* _WHAT NEEDS TO BE DONE_: All records should be reproduced verbatim.

---- RECORDS SHOWN

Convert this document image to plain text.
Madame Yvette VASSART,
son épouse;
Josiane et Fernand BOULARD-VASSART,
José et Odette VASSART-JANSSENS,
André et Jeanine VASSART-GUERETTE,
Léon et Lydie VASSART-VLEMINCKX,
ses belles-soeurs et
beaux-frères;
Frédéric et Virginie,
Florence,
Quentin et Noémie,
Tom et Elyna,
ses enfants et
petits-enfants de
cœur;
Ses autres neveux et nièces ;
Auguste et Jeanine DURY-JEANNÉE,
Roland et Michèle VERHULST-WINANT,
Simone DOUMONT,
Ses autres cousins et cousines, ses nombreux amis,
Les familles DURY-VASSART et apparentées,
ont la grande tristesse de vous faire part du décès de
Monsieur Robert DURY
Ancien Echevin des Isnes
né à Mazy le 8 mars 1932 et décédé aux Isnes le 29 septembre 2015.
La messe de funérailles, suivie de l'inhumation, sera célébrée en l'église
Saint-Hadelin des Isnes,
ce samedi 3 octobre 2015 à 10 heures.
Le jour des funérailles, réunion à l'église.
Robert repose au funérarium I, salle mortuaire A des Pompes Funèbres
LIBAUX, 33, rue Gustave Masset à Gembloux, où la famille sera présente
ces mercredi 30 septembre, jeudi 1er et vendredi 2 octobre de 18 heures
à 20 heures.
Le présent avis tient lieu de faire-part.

--------

* _EXERCISE RESULT_:
Convert this document image to plain text.
Madame Yvette VASSART,
son épouse;
Josiane et Fernand BOULARD-VASSART,
José et Odette VASSART-JANSSENS,
André et Jeanine VASSART-GUERETTE,
Léon et Lydie VASSART-VLEMINCKX,
ses belles-soeurs et
beaux-frères;
Frédéric et Virginie,
Florence,
Quentin et Noémie,
Tom et Elyna,
ses enfants et
petits-enfants de
cœur;
Ses autres neveux et nièces ;
Auguste et Jeanine DURY-JEANNÉE,
Roland et Michèle VERHULST-WINANT,
Simone DOUMONT,
Ses autres cousins et cousines, ses nombreux amis,
Les familles DURY-VASSART et apparentées,
ont la grande tristesse de vous faire part du décès de
Monsieur Robert DURY
Ancien Echevin des Isnes
né à Mazy le 8 mars 1932 et décédé aux Isnes le 29 septembre 2015.
La messe de funérailles, suivie de l'inhumation, sera célébrée en l'église
Saint-Hadelin des Isnes,
ce samedi 3 octobre 2015 à 10 heures.
Le jour des funérailles, réunion à l'église.
Robert repose au funérarium I, salle mortuaire A des Pompes Funèbres
LIBAUX, 33, rue Gustave Masset à Gembloux, où la famille sera présente
ces mercredi 30 septembre, jeudi 1er et vendredi 2 octobre de 18 heures
à 20 heures.
Le présent avis tient lieu de faire-part.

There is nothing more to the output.